* _Short exercise_
Show all lines from the data that include the word "humanizmus".

(Data entries)

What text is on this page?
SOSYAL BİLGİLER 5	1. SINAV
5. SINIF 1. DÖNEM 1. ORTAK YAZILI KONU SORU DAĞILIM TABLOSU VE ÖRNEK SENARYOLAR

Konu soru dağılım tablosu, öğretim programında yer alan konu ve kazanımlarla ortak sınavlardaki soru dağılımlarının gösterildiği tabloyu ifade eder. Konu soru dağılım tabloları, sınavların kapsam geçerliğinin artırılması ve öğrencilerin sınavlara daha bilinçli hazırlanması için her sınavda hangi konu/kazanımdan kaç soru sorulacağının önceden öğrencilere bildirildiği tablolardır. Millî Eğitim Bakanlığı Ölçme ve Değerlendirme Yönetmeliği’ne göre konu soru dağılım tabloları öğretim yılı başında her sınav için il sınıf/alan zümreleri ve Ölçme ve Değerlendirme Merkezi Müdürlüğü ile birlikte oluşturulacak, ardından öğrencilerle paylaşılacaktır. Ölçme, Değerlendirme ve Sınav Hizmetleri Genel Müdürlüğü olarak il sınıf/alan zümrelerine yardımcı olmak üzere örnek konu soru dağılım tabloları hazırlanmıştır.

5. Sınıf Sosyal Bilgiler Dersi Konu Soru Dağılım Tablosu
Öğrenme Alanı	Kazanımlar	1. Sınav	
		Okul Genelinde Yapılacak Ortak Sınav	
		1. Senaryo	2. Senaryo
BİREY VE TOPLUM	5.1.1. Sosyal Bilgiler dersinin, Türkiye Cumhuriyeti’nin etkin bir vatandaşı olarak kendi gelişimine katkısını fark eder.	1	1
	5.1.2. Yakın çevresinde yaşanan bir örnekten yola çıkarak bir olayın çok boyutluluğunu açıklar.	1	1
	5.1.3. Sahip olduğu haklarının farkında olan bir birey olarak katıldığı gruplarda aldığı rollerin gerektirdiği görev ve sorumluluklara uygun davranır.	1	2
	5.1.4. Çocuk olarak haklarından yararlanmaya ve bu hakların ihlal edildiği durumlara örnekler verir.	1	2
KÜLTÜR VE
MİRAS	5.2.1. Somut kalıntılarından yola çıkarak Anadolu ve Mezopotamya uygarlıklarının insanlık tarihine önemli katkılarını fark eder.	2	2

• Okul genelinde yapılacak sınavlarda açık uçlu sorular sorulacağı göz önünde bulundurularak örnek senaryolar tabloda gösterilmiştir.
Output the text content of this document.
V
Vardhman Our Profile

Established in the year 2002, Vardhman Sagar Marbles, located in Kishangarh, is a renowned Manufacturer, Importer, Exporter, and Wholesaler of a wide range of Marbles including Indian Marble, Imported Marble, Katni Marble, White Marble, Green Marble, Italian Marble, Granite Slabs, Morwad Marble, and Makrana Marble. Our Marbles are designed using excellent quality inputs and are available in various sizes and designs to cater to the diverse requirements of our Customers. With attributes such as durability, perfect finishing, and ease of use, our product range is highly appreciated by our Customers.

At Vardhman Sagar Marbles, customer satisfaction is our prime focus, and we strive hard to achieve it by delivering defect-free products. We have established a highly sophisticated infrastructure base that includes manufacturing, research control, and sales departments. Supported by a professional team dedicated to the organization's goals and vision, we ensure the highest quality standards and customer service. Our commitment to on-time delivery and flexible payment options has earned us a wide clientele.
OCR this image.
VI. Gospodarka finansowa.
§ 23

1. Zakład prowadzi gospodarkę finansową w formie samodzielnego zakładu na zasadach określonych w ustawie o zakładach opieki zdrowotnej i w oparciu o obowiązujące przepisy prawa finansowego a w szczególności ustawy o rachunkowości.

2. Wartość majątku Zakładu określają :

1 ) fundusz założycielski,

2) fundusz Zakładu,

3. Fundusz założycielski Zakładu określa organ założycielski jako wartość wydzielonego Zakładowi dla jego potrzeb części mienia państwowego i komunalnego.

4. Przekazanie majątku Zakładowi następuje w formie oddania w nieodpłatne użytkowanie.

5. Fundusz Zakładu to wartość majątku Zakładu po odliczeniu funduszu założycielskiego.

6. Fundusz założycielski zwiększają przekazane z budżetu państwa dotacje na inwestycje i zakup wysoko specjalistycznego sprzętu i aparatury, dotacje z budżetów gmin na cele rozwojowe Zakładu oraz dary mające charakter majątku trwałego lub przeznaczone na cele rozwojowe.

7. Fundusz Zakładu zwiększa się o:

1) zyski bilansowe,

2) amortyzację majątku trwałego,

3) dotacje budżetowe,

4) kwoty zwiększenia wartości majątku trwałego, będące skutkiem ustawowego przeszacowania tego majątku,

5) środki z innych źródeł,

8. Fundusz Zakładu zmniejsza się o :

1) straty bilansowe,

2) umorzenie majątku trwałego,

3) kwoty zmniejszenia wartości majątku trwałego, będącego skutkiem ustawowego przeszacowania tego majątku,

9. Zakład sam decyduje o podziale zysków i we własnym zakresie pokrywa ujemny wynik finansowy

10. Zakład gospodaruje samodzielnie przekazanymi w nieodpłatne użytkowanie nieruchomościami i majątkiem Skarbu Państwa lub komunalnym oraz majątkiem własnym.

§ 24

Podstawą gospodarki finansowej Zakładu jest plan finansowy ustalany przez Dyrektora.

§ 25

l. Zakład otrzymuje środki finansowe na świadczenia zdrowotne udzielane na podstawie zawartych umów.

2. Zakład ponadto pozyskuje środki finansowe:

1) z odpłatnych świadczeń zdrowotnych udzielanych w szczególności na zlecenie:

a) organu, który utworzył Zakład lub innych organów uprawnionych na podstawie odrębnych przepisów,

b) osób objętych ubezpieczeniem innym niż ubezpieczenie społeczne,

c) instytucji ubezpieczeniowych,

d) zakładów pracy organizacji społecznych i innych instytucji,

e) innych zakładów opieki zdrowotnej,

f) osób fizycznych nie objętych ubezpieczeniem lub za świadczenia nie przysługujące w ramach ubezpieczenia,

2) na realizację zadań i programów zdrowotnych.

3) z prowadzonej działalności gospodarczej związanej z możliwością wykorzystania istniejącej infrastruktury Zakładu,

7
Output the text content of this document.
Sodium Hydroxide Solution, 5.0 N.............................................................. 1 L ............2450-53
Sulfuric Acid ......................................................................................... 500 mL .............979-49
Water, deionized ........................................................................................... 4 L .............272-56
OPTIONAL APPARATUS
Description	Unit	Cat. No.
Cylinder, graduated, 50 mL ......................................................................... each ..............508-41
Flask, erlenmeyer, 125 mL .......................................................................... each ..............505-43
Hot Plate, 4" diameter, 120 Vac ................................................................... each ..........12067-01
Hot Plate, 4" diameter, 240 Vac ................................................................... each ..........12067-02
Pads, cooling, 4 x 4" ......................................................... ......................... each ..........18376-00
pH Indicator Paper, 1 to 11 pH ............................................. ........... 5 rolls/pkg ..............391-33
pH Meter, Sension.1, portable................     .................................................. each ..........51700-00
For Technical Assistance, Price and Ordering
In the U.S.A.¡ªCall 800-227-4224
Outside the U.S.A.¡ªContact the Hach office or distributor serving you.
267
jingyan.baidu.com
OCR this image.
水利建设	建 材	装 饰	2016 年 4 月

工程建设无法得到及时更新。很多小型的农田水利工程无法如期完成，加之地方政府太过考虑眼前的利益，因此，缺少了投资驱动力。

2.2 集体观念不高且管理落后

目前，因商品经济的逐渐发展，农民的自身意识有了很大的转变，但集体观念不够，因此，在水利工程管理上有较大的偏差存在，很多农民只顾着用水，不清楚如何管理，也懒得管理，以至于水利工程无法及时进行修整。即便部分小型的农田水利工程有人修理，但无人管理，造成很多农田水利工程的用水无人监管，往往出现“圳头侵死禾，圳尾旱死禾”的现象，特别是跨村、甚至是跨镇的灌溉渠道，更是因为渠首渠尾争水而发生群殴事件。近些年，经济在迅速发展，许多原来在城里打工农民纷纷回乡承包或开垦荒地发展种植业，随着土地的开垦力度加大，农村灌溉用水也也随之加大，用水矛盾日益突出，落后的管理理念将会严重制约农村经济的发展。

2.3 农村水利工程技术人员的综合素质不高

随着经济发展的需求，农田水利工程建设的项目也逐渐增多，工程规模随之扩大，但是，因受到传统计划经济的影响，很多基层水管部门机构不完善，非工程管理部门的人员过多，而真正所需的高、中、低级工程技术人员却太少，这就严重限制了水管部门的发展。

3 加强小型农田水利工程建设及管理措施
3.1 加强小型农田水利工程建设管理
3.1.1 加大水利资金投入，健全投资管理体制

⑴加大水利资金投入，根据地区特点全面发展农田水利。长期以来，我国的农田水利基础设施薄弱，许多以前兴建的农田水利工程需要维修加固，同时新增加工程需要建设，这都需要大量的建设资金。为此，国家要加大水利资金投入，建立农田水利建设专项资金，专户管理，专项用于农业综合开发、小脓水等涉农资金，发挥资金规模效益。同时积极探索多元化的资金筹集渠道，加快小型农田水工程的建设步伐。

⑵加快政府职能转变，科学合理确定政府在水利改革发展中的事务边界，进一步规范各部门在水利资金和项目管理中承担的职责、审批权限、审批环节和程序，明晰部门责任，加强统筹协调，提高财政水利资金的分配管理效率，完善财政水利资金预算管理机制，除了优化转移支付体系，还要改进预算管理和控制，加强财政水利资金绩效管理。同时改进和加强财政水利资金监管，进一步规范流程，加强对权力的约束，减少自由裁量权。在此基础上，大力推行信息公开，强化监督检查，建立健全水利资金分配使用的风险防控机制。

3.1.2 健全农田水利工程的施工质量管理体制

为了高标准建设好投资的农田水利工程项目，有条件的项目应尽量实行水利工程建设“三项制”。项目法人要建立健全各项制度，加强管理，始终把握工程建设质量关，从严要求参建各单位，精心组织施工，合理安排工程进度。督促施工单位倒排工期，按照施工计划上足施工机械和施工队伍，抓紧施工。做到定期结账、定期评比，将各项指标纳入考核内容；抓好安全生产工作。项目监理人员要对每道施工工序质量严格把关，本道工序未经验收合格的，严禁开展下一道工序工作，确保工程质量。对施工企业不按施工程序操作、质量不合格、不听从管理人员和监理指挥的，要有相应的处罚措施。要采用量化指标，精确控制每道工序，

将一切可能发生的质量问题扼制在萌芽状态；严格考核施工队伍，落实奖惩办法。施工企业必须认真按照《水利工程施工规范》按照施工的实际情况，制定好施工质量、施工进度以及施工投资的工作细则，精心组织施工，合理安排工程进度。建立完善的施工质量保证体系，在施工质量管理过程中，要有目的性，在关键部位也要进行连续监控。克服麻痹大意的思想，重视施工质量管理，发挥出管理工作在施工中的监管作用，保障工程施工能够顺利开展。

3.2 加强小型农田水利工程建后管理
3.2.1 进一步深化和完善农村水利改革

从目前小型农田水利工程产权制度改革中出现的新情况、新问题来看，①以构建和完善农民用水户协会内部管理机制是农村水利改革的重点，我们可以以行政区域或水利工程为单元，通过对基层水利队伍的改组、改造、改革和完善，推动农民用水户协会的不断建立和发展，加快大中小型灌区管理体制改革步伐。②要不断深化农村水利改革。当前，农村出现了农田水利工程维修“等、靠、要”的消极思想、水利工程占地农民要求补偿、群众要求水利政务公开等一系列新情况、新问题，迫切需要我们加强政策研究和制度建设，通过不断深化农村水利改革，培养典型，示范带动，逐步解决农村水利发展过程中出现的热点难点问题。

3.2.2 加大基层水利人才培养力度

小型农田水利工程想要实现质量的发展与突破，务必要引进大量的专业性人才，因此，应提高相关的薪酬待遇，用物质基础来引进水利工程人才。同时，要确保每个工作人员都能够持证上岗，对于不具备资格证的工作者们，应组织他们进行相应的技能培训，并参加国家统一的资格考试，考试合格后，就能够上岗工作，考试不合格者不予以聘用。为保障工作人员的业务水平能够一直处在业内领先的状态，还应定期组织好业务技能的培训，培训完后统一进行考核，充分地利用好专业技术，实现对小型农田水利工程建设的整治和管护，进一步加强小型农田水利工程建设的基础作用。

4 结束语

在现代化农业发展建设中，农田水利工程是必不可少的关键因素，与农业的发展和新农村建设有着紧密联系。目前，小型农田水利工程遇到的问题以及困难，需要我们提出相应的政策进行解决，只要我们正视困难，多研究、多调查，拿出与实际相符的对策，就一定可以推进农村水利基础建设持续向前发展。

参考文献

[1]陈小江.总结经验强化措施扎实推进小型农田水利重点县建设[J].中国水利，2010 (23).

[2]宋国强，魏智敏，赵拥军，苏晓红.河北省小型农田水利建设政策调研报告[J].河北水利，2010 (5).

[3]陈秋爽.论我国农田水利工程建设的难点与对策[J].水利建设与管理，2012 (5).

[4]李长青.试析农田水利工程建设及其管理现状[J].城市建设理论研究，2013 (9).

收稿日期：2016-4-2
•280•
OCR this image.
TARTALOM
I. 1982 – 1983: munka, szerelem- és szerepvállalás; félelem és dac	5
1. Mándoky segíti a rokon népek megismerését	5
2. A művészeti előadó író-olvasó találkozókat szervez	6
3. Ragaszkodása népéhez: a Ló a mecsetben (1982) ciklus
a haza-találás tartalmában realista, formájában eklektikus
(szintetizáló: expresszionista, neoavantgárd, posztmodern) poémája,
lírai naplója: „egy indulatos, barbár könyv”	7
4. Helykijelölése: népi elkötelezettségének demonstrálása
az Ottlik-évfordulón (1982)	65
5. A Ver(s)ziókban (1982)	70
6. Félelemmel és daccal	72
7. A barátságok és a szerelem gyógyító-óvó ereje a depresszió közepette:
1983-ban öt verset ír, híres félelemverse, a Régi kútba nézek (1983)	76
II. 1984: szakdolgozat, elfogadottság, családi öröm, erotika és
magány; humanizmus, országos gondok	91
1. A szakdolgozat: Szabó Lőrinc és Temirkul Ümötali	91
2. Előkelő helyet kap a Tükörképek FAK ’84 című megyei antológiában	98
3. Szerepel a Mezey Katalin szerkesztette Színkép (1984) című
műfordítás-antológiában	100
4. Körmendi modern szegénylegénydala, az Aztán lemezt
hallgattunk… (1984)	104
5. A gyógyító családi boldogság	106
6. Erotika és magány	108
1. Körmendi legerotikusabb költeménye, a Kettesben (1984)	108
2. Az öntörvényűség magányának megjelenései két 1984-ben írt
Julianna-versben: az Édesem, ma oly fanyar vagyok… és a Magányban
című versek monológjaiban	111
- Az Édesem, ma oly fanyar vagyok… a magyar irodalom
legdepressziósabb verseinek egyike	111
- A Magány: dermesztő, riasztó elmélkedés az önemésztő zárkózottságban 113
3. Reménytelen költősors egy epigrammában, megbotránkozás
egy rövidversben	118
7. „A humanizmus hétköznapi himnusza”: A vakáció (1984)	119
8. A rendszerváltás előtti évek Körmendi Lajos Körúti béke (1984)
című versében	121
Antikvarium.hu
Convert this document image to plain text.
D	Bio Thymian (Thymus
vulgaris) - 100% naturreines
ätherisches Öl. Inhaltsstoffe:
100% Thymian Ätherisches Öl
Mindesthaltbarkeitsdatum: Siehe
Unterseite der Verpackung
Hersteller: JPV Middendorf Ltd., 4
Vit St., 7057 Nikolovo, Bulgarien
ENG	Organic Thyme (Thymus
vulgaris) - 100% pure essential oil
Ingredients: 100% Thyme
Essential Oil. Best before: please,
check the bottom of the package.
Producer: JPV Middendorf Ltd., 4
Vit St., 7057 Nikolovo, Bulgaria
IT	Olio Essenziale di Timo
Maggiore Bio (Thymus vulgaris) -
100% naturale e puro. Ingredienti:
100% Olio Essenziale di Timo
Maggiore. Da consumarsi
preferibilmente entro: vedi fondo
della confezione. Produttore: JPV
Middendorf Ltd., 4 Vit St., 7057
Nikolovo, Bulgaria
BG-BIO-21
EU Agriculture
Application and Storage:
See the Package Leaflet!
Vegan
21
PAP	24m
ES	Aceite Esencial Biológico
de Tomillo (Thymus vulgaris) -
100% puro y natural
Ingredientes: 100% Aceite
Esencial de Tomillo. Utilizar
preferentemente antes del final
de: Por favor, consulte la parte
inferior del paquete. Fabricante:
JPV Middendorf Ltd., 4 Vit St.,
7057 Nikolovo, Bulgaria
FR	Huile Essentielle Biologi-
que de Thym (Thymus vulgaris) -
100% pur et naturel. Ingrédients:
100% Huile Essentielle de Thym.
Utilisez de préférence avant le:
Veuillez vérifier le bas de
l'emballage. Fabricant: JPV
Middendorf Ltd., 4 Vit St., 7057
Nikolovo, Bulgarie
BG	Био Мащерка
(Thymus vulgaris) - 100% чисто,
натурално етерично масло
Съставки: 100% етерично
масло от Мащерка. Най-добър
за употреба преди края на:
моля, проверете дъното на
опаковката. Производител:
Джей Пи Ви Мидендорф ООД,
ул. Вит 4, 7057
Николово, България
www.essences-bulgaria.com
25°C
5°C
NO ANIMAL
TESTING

* _Task result_
magány; humanizmus, országos gondok	91
7. „A humanizmus hétköznapi himnusza”: A vakáció (1984)	119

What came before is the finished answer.